■ **Raw records**:

## start

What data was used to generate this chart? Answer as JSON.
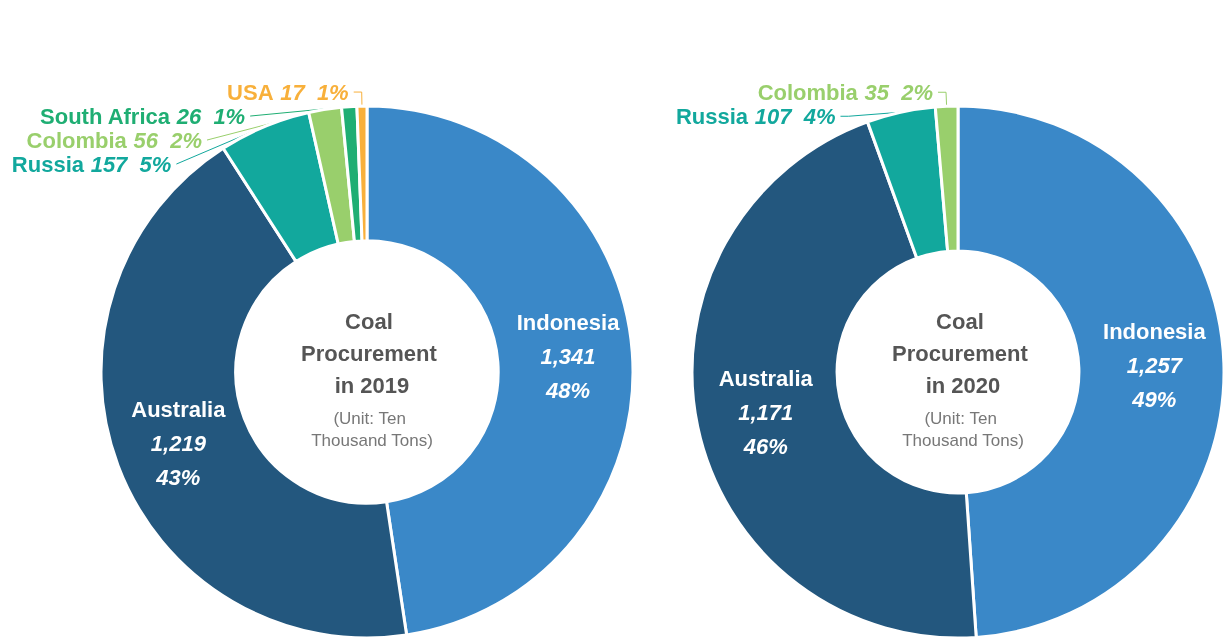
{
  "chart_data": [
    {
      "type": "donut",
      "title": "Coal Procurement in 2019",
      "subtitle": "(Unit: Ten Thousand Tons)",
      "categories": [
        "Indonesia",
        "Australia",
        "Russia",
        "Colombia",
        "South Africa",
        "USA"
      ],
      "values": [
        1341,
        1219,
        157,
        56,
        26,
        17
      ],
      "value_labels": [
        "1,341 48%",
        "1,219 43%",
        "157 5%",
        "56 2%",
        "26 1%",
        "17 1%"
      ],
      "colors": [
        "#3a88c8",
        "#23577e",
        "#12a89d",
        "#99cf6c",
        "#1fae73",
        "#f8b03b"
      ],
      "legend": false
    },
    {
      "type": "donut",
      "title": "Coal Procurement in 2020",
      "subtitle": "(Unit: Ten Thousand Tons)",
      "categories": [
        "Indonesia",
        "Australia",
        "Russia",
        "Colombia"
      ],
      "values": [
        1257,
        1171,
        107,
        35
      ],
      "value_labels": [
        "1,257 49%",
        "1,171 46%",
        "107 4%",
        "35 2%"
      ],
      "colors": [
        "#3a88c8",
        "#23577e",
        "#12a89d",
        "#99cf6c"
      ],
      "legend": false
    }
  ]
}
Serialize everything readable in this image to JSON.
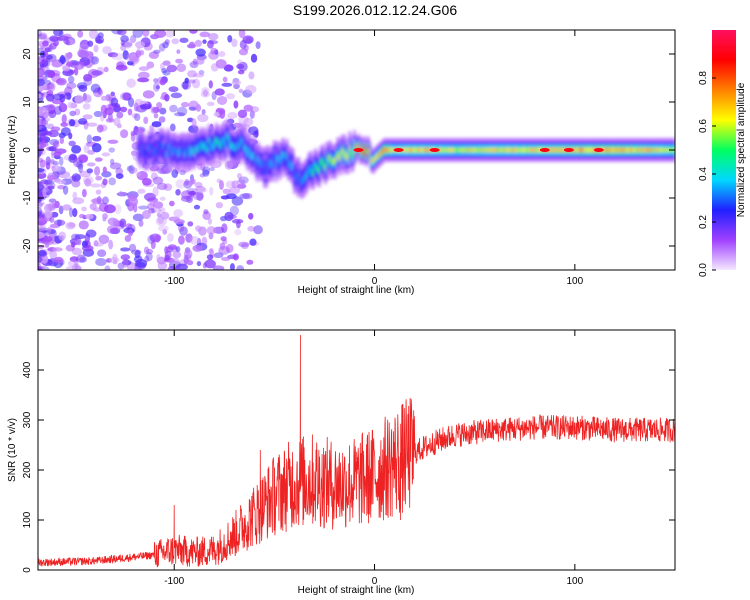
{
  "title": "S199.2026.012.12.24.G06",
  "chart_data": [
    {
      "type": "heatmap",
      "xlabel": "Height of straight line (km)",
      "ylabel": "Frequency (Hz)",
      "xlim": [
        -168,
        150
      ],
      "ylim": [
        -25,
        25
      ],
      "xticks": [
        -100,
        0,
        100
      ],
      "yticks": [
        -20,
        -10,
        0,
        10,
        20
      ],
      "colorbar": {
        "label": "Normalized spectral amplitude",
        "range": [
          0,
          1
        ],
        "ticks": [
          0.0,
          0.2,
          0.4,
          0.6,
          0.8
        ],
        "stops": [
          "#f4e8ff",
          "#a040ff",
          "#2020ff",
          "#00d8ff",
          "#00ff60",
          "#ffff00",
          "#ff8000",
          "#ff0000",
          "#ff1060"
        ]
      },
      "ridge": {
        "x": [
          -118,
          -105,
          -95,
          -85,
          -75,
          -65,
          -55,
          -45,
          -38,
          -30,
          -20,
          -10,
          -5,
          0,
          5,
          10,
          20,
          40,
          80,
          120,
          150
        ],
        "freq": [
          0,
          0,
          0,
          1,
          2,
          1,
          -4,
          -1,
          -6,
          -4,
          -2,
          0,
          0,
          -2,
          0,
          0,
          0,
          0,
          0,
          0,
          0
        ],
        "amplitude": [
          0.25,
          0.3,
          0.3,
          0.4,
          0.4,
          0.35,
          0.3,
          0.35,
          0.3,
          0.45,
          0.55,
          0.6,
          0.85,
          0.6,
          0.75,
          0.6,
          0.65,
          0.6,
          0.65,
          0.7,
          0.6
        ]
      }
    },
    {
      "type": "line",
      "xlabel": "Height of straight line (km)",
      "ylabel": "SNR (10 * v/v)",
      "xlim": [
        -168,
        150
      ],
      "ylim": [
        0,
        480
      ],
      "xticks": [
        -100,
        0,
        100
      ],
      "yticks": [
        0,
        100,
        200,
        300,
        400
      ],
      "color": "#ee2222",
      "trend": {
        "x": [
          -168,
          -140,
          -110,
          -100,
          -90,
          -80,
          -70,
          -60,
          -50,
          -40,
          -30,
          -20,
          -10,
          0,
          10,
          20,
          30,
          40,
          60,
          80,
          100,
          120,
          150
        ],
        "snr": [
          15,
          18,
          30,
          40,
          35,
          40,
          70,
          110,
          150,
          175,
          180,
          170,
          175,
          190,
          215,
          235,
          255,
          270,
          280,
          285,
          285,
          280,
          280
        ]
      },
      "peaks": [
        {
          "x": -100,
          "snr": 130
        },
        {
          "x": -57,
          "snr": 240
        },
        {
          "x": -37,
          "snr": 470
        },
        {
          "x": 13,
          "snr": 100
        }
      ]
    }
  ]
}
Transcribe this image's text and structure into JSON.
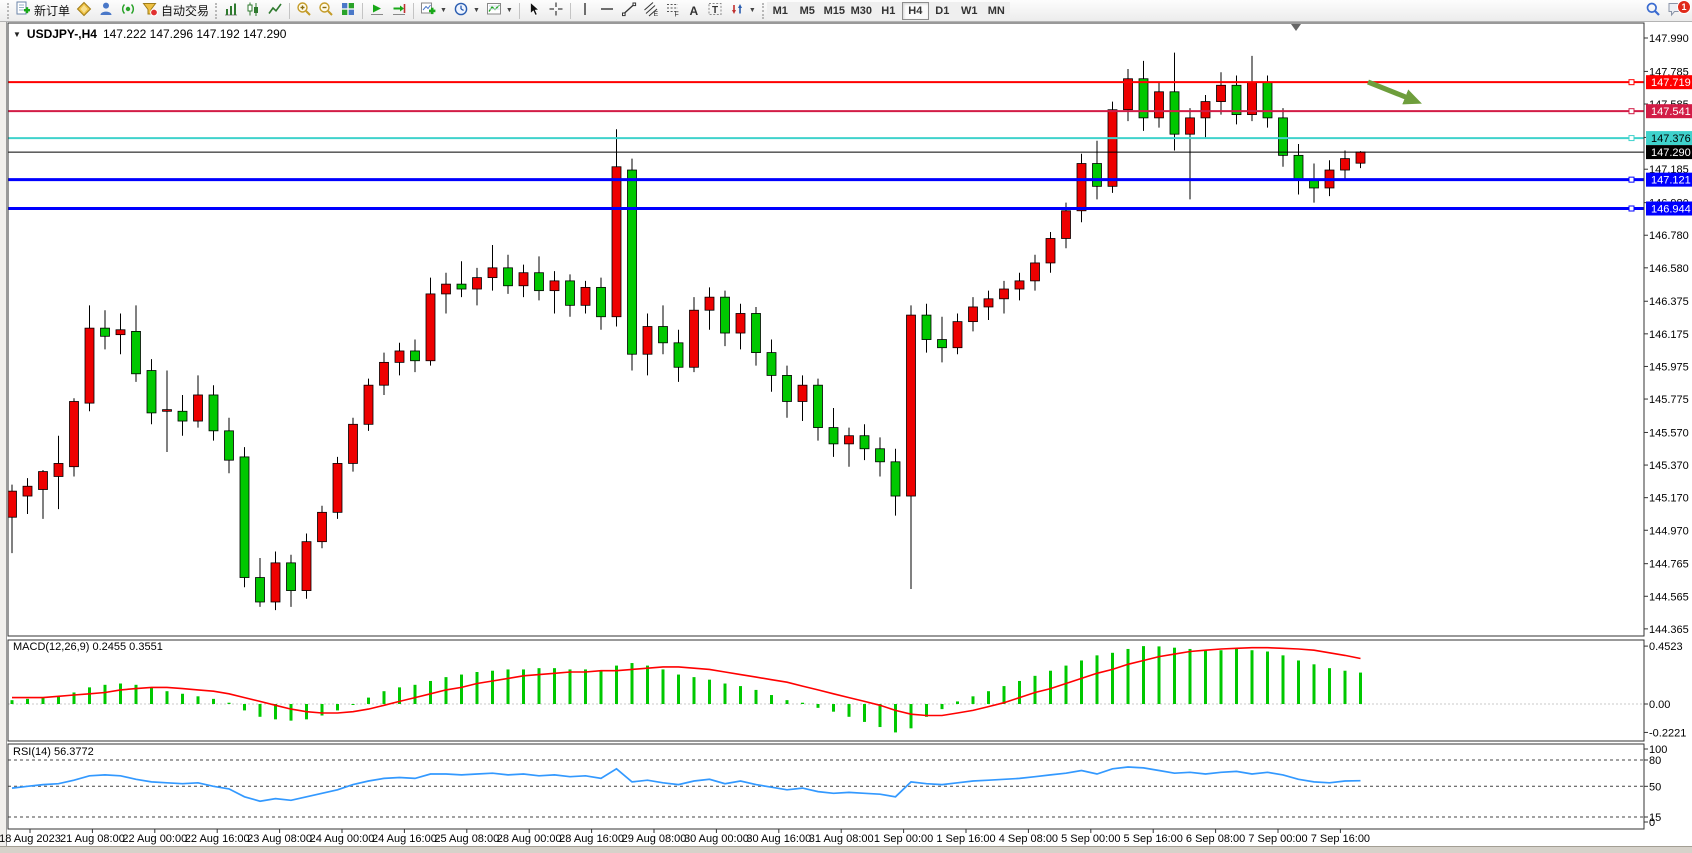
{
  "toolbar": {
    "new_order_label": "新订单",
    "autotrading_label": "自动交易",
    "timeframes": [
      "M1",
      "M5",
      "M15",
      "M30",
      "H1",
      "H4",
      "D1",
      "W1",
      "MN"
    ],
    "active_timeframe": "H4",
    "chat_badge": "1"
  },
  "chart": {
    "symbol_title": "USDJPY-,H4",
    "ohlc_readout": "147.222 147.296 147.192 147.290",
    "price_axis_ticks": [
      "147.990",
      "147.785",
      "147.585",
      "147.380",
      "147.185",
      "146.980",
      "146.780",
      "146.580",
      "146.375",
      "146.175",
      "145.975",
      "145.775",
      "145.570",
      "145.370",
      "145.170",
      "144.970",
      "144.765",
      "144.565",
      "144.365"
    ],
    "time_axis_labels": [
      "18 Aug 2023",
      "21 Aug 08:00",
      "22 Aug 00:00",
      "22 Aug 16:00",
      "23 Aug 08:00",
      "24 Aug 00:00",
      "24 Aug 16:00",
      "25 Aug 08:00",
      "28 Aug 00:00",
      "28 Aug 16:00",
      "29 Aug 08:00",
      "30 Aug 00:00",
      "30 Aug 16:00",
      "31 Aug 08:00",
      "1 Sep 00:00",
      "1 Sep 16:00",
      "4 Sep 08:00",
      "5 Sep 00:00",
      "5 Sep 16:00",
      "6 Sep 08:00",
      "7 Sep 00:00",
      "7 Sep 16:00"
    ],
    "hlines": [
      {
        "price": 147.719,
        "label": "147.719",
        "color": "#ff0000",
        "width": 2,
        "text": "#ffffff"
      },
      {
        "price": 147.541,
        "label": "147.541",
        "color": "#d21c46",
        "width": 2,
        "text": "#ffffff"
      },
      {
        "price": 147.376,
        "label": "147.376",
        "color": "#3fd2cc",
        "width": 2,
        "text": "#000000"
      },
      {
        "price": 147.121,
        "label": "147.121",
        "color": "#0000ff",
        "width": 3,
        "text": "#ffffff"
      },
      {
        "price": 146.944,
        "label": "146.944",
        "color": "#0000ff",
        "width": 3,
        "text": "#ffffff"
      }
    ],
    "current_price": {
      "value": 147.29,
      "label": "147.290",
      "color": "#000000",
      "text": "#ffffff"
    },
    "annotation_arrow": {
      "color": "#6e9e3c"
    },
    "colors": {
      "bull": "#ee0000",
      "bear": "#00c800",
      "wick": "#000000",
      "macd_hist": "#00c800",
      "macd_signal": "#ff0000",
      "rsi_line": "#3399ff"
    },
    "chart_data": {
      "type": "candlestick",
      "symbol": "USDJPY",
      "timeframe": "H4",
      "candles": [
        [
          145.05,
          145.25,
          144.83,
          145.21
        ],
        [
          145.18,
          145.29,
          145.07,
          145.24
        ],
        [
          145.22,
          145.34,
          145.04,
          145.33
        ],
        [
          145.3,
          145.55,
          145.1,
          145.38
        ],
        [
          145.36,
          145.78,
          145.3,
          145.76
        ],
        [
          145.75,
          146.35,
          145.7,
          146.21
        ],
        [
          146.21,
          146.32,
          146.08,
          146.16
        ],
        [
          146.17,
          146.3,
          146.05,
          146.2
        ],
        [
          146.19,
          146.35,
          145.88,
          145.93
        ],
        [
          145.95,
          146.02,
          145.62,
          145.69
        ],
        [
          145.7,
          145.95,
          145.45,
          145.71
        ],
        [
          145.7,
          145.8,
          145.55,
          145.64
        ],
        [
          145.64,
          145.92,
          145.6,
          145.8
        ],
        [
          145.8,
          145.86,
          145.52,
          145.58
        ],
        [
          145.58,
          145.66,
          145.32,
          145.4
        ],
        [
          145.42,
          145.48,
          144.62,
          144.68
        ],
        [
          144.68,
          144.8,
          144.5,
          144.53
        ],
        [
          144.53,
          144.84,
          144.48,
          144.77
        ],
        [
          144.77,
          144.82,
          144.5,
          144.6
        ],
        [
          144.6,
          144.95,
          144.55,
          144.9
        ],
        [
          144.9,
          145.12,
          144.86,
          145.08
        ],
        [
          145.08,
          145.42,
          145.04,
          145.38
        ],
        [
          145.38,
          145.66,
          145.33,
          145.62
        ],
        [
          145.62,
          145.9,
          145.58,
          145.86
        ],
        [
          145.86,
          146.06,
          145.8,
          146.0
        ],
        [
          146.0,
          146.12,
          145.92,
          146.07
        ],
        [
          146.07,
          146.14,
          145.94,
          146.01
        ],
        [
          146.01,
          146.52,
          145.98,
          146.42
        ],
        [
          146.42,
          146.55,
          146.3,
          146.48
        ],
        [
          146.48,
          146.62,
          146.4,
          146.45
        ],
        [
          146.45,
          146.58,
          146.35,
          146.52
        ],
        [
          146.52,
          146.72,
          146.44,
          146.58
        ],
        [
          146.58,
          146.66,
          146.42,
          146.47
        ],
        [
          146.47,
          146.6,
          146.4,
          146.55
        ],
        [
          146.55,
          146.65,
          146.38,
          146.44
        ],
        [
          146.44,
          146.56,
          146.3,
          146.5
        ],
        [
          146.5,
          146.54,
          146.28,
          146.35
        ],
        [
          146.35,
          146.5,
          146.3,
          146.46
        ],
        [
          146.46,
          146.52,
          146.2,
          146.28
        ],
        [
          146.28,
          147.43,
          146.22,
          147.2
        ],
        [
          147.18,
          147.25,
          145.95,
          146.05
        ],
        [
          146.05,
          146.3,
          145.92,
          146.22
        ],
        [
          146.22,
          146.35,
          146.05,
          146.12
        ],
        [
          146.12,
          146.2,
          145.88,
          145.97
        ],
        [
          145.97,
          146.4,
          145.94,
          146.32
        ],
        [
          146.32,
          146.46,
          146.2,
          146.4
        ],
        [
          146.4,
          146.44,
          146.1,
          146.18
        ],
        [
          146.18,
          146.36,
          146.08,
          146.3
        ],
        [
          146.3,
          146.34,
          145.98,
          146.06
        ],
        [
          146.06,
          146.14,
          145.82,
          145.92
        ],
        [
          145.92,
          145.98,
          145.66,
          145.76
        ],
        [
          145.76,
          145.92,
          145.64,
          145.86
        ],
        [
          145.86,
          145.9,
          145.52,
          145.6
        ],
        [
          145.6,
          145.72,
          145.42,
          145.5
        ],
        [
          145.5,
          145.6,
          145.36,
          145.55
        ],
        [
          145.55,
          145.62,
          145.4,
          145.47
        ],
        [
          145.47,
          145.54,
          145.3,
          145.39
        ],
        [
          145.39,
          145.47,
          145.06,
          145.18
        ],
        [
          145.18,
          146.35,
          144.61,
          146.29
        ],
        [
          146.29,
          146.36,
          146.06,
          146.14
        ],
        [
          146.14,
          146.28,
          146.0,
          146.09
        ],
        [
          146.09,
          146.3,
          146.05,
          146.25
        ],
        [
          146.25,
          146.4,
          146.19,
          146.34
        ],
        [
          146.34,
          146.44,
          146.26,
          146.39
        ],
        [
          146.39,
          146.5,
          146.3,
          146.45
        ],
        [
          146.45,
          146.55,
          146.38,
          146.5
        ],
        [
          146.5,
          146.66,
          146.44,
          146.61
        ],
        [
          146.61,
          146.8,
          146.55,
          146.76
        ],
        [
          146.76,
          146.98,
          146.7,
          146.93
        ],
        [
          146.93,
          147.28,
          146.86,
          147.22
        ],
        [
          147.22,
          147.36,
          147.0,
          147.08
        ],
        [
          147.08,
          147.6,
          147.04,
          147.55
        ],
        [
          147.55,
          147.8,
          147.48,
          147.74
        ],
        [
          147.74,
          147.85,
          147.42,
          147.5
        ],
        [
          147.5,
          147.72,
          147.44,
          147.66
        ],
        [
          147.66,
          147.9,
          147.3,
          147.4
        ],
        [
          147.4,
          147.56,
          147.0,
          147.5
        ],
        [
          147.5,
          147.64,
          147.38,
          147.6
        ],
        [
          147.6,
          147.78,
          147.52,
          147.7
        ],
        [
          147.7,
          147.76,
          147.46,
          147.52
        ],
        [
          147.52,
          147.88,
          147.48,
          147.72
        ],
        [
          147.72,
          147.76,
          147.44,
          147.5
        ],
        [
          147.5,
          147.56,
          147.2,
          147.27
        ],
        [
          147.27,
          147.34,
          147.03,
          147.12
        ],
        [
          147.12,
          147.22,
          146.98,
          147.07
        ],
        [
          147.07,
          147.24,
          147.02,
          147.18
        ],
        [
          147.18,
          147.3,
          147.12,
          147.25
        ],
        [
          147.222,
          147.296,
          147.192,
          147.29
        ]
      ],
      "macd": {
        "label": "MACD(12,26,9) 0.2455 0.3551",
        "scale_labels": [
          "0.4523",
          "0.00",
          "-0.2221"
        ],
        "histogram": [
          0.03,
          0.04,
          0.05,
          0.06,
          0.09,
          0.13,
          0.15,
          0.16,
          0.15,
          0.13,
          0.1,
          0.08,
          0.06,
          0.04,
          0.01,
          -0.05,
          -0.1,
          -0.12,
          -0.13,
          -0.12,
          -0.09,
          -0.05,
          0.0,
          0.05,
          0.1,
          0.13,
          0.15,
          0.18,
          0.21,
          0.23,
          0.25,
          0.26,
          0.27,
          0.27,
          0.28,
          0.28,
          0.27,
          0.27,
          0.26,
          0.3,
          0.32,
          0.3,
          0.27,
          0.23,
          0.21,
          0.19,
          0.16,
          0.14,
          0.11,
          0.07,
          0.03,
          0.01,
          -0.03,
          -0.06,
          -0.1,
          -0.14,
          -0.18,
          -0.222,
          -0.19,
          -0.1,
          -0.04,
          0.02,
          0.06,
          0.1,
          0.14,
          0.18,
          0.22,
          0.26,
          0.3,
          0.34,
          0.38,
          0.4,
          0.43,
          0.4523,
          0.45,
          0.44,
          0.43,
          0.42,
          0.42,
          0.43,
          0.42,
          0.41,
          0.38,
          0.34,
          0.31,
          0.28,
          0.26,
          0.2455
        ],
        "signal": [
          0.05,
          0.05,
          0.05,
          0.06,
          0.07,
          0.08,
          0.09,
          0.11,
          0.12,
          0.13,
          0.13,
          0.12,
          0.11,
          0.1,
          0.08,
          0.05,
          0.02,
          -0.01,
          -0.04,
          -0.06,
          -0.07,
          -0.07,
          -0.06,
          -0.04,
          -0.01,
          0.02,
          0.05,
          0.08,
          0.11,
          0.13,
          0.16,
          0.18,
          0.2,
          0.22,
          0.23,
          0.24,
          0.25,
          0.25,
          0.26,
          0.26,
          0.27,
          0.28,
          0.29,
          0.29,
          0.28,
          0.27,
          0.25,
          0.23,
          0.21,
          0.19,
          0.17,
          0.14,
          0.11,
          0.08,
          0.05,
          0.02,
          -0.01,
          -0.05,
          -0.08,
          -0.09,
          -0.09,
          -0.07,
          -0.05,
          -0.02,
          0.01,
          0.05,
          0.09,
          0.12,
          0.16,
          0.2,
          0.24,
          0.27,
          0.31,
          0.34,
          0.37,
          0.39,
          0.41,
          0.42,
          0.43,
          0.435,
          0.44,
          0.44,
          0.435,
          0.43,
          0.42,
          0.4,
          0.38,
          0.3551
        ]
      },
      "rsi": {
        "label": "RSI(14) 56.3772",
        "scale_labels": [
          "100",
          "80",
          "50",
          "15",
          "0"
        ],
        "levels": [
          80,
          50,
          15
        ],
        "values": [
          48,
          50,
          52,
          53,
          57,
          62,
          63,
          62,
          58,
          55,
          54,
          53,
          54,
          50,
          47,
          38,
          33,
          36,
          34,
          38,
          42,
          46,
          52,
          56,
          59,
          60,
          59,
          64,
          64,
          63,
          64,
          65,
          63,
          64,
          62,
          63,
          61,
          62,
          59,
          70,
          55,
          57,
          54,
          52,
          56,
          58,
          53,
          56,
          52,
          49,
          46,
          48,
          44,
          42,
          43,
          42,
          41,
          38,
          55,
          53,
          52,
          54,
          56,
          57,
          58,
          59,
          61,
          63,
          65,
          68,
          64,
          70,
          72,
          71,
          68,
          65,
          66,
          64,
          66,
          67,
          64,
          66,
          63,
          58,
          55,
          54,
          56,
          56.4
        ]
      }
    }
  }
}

## end

Select all lines in the listing that include the word "Procurement".

      "title": "Coal Procurement in 2019",
      "title": "Coal Procurement in 2020",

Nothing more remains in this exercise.